## To be done:
Locate the string "食品添加剂" throughout the material and copy every line in which it occurs.
## Start
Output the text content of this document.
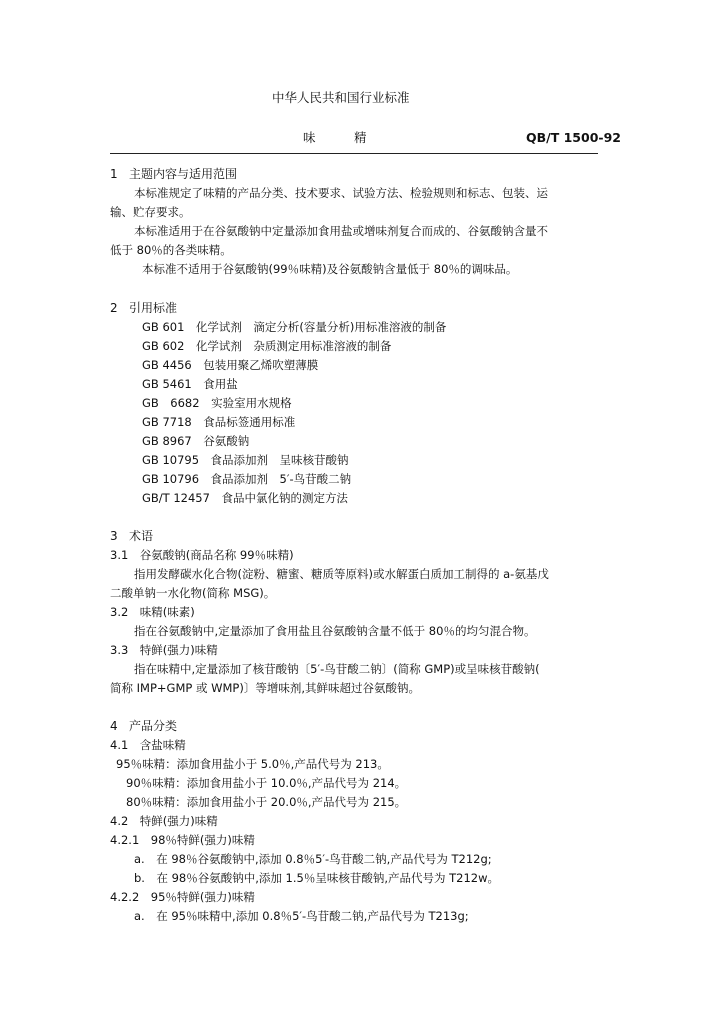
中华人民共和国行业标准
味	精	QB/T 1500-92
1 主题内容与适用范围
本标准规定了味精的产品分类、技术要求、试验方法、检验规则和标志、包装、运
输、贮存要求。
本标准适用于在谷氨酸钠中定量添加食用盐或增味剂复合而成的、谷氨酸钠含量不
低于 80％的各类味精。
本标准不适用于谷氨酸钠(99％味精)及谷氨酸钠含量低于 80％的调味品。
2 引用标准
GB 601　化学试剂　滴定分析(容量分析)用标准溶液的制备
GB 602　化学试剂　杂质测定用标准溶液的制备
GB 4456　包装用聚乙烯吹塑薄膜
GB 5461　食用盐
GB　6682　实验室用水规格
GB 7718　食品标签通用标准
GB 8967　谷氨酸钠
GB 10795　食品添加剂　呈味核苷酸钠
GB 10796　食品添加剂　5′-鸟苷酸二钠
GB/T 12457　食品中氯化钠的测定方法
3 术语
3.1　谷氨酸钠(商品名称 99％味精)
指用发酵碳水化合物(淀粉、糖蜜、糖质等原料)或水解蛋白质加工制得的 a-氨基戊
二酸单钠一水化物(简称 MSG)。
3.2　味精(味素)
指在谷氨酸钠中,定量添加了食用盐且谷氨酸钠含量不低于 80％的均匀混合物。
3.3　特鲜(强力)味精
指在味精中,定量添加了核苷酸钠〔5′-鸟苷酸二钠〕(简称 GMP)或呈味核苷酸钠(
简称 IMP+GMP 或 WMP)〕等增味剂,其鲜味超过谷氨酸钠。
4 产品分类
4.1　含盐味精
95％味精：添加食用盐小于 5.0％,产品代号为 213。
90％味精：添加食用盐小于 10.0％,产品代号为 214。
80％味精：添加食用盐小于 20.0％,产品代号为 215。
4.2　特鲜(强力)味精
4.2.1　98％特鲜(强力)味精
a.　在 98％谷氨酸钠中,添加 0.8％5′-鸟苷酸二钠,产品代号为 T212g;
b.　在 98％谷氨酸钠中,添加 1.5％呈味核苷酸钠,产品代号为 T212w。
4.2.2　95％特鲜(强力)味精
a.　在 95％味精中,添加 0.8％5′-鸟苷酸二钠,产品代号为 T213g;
## End
## Start
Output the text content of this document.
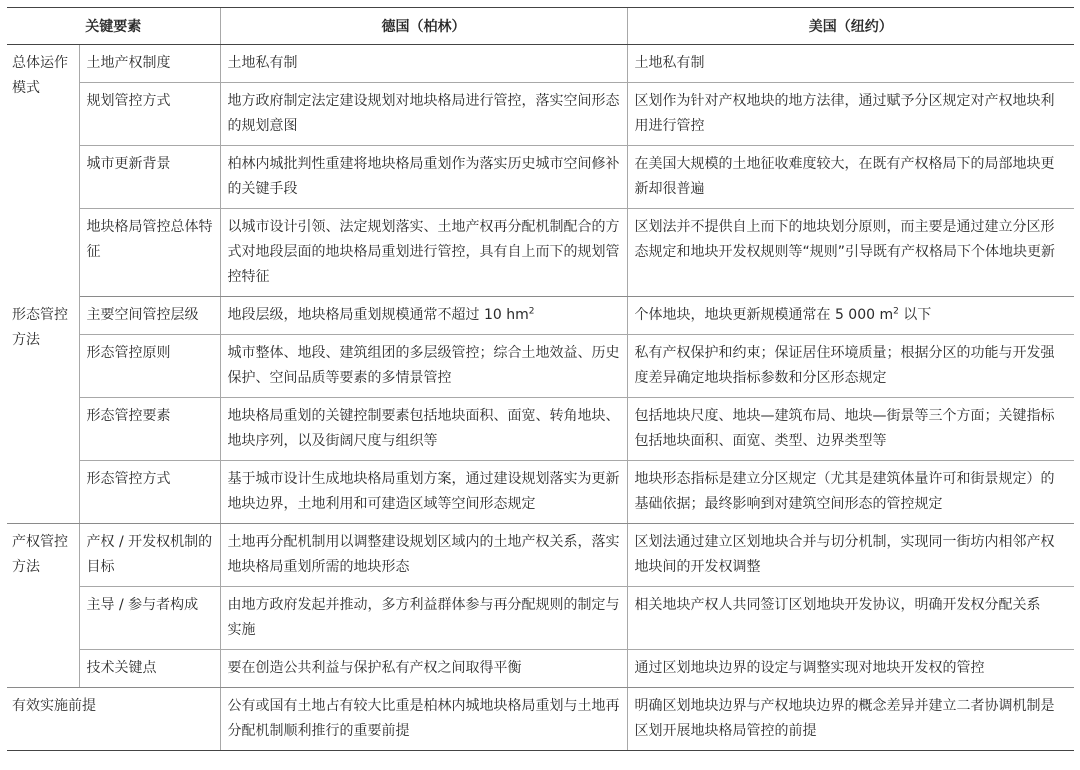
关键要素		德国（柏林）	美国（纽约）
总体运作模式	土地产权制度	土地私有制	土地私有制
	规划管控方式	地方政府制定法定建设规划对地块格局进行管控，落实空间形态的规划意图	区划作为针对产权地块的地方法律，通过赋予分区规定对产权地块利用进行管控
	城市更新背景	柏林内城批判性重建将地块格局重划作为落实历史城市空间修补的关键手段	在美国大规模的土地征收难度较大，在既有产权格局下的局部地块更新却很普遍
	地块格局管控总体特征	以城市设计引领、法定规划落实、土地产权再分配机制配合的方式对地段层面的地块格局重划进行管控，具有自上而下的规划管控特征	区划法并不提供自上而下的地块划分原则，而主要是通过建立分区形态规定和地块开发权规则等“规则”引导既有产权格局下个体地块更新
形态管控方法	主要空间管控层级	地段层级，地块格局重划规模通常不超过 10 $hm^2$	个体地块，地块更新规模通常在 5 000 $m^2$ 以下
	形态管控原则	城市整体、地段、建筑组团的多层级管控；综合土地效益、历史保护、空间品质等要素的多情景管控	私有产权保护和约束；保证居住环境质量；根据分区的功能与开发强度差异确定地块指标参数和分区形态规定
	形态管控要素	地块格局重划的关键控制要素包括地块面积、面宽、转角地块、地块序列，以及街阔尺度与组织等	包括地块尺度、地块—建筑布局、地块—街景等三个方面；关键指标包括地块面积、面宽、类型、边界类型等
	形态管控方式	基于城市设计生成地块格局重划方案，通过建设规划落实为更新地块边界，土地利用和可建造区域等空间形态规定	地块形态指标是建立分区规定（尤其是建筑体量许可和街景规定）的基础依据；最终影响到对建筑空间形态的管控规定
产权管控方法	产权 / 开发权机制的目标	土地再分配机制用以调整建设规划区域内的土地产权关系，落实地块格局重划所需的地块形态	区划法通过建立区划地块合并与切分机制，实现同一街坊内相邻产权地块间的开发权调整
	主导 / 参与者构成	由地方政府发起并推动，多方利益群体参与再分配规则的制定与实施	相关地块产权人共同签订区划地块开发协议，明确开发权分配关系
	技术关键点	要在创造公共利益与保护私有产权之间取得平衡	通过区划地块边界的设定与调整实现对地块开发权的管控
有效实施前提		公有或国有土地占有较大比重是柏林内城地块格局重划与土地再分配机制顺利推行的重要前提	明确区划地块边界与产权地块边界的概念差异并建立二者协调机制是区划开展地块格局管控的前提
## End
## Expected answer:
GB 10795　食品添加剂　呈味核苷酸钠
GB 10796　食品添加剂　5′-鸟苷酸二钠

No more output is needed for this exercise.